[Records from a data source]
<<<<

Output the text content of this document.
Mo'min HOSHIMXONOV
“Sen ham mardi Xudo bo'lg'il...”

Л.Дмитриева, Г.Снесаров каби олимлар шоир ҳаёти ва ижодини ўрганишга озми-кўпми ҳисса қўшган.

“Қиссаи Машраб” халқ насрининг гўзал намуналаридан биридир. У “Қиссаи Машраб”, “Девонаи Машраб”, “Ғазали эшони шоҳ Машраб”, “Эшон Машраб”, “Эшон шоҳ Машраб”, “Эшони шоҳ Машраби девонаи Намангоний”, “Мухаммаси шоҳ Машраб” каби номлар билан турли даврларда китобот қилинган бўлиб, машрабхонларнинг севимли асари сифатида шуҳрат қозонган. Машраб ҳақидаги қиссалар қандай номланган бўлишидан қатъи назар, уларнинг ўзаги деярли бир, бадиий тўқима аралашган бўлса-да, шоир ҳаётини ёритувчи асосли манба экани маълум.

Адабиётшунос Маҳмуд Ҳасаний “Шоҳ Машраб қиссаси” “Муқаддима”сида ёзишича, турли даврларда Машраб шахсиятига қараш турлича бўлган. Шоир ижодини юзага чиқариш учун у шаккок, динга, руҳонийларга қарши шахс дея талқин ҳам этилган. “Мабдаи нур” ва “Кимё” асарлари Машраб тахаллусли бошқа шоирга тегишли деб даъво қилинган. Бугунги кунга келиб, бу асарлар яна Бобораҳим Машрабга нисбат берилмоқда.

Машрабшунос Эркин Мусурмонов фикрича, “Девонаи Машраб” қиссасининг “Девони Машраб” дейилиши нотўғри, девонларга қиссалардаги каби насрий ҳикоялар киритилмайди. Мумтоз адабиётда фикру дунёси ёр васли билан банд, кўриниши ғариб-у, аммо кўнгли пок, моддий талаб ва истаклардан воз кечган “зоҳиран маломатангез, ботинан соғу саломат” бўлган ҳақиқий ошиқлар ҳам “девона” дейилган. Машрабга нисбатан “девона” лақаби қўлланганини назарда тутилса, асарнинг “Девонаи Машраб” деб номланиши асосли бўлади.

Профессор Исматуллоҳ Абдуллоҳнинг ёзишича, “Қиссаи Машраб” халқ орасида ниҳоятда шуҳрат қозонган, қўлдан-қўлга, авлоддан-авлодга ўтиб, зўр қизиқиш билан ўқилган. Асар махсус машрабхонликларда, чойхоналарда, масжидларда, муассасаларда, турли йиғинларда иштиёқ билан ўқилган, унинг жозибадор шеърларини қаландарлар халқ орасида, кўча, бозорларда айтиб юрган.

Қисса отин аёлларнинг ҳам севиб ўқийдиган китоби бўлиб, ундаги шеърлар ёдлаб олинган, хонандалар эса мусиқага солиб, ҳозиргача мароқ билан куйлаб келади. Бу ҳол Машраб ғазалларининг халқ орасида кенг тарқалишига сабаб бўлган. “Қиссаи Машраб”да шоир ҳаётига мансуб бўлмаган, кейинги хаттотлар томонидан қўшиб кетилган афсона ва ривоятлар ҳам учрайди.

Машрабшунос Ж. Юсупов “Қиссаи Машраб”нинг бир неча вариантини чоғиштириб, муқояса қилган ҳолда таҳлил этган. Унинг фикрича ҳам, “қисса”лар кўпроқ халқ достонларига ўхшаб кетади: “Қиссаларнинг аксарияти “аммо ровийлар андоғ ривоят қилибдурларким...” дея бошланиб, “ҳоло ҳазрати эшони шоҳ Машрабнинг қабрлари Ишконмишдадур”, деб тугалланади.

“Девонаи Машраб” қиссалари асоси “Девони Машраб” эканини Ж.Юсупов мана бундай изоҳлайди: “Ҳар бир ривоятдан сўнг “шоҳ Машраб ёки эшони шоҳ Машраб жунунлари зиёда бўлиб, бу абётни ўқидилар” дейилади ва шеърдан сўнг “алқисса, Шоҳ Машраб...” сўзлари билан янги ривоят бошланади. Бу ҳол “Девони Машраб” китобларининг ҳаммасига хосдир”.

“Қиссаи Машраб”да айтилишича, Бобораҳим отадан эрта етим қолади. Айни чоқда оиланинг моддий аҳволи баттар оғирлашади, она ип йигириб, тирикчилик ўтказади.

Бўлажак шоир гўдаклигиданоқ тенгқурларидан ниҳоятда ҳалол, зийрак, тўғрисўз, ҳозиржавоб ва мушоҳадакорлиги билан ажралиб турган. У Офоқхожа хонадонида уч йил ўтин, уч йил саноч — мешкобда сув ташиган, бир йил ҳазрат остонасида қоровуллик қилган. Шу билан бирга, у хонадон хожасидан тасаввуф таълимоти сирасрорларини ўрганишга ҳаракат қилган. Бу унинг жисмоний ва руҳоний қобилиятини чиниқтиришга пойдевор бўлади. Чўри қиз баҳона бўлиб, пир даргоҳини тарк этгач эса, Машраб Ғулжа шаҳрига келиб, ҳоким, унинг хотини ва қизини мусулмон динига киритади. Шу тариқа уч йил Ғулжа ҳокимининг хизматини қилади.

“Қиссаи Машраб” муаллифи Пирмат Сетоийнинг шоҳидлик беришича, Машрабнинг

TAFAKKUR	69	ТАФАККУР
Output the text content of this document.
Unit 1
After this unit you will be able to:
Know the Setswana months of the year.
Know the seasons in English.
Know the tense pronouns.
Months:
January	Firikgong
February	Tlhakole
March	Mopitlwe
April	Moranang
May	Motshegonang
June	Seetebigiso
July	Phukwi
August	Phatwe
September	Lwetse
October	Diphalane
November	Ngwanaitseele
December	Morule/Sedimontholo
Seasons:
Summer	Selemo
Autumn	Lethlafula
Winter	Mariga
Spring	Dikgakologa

>>>>

▶ **Exercise brief**:
Note how many lines in the listing above hold the string "ўрганишга", then give only that figure.

▶ **Result for this exercise**:
2